— Begin —

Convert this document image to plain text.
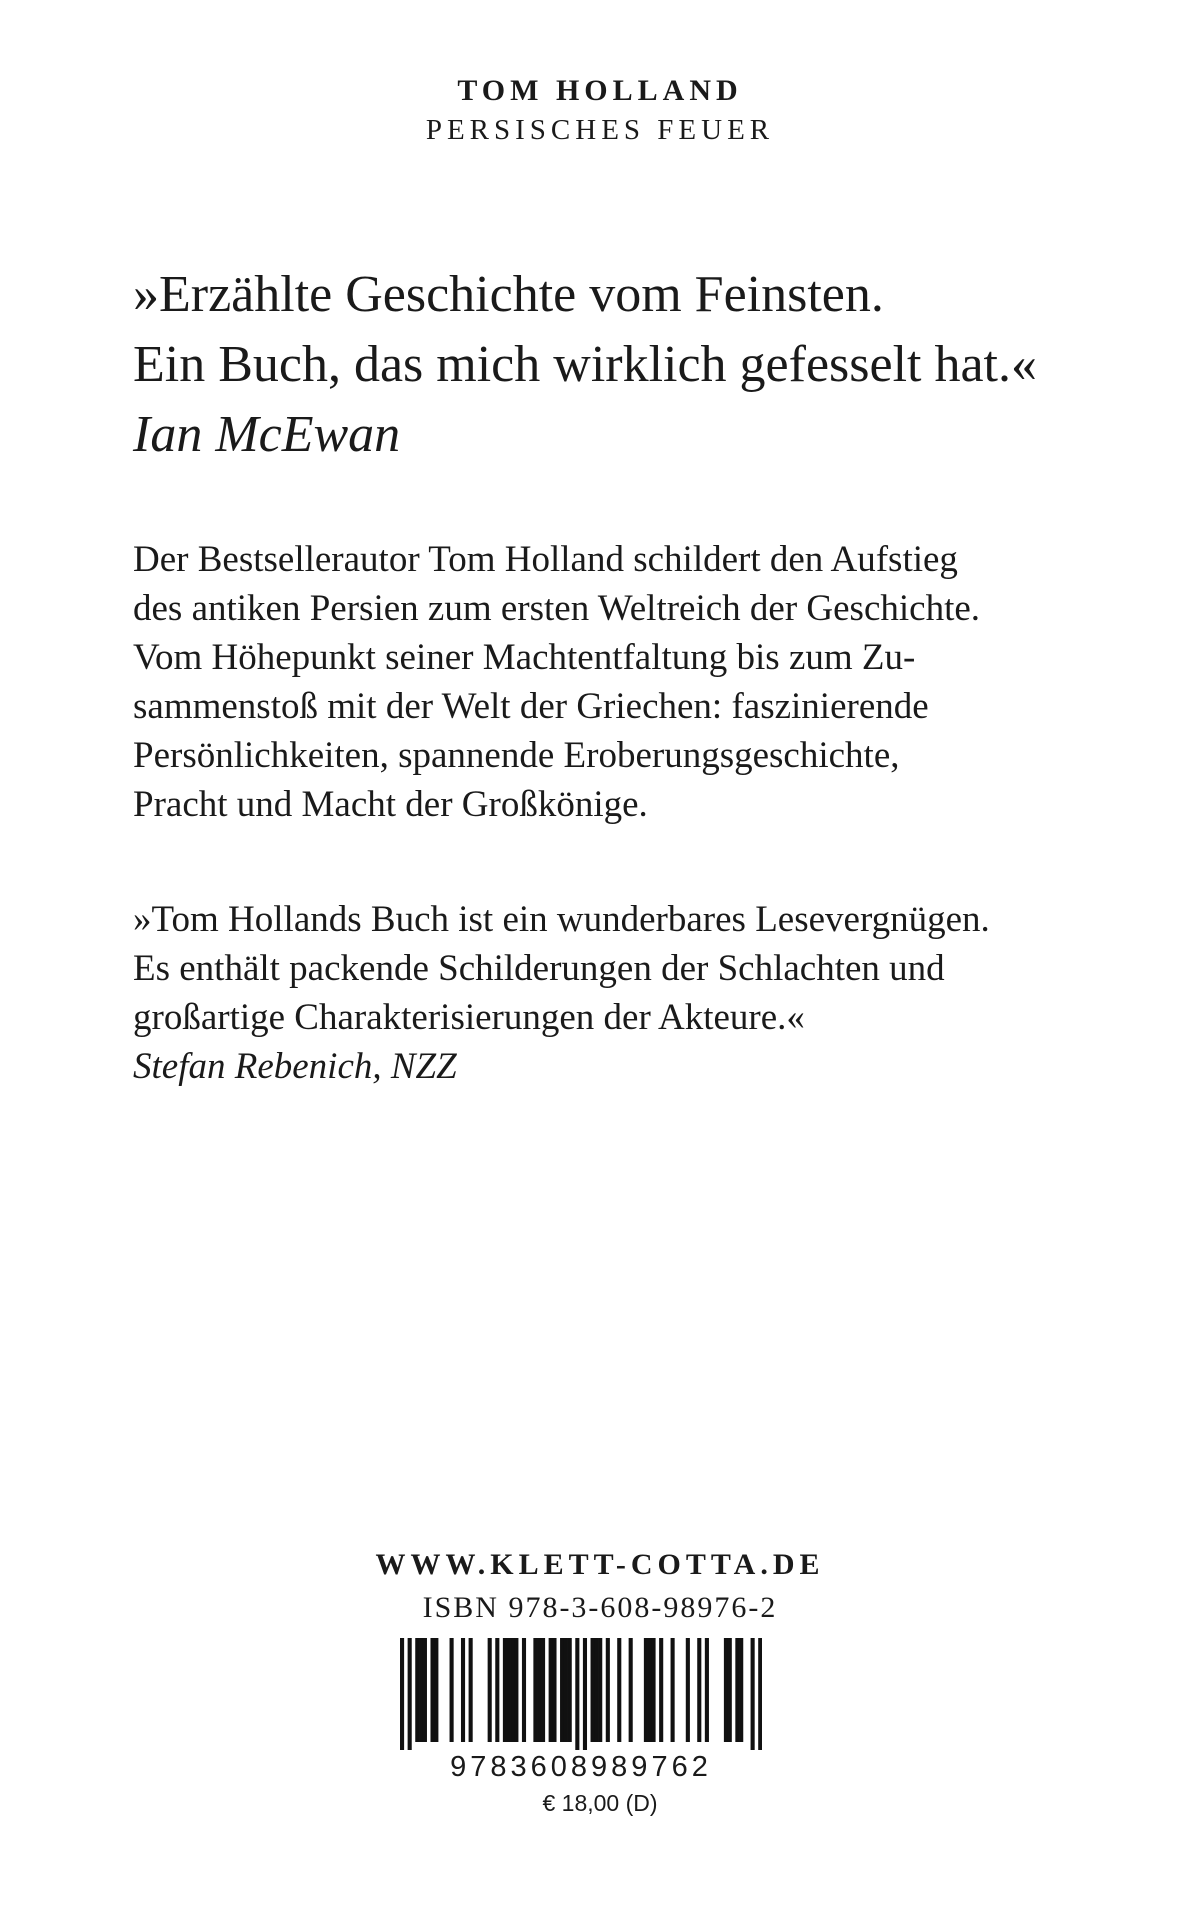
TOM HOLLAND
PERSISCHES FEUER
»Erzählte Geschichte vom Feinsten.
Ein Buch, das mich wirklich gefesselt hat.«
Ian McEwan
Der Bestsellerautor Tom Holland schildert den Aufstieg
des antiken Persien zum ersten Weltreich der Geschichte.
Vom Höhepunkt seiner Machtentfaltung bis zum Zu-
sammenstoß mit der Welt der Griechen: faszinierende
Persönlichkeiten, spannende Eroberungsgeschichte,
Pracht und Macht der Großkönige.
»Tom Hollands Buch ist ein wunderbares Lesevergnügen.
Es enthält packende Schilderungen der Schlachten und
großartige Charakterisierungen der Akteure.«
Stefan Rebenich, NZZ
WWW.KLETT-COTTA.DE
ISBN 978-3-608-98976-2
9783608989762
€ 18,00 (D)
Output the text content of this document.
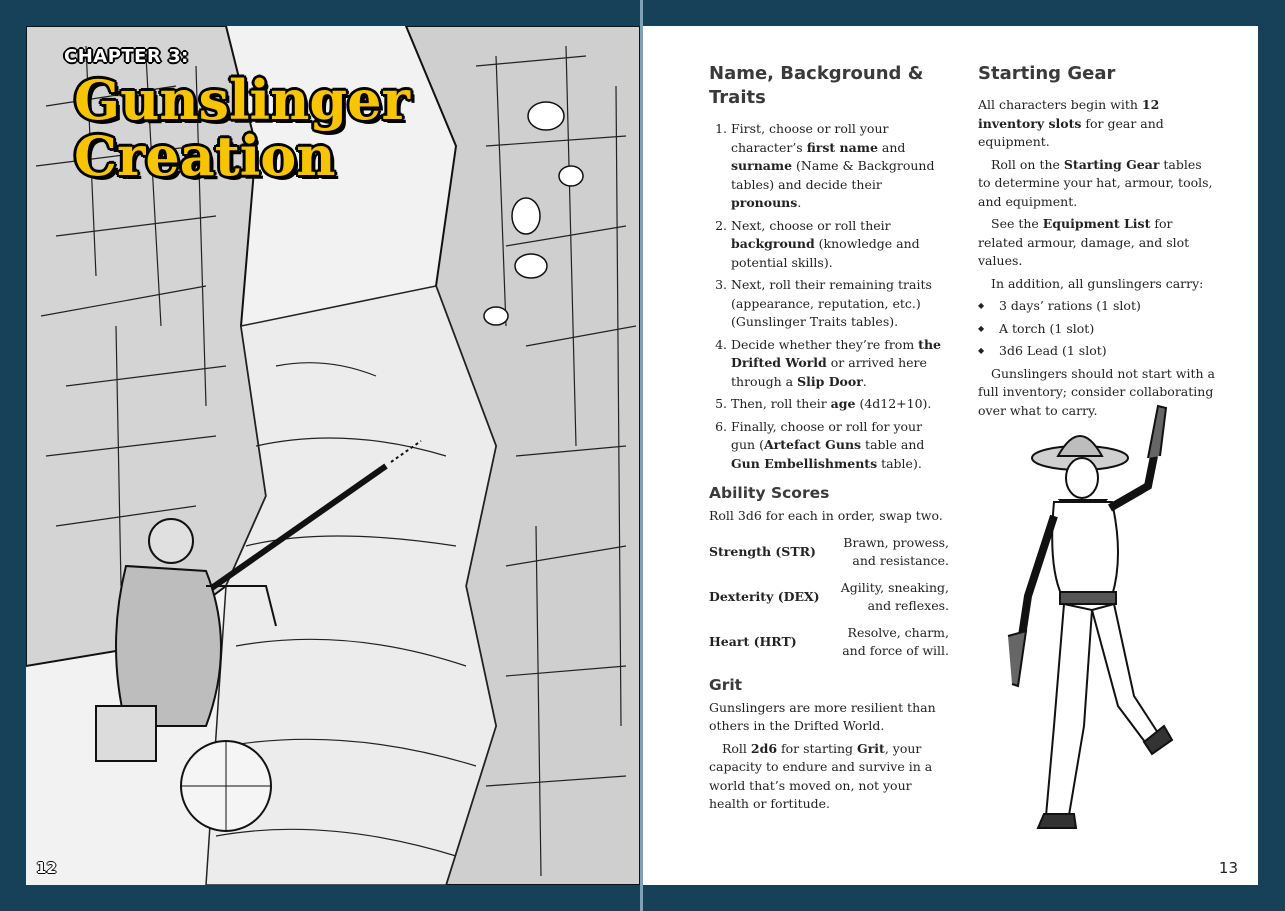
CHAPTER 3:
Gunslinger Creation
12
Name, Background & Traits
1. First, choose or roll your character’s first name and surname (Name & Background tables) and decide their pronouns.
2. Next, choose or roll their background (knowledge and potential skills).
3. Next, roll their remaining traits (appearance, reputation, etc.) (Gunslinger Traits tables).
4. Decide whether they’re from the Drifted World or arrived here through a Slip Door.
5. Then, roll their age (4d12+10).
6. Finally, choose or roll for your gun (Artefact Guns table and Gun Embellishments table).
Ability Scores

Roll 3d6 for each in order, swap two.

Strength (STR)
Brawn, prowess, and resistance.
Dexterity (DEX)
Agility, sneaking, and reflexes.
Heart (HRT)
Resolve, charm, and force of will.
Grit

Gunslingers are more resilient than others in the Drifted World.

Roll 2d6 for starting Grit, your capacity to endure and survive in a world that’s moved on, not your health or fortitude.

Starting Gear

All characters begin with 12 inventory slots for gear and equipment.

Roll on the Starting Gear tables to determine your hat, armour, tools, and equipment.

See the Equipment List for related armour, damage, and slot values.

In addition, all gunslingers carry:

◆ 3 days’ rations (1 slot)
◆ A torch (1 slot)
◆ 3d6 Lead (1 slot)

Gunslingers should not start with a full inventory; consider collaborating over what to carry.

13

— End —

* GIVEN TASK:
From the listing above, collect every line that mentions the word "choose".

* ANSWER TO THE TASK:
1. First, choose or roll your character’s first name and surname (Name & Background tables) and decide their pronouns.
2. Next, choose or roll their background (knowledge and potential skills).
6. Finally, choose or roll for your gun (Artefact Guns table and Gun Embellishments table).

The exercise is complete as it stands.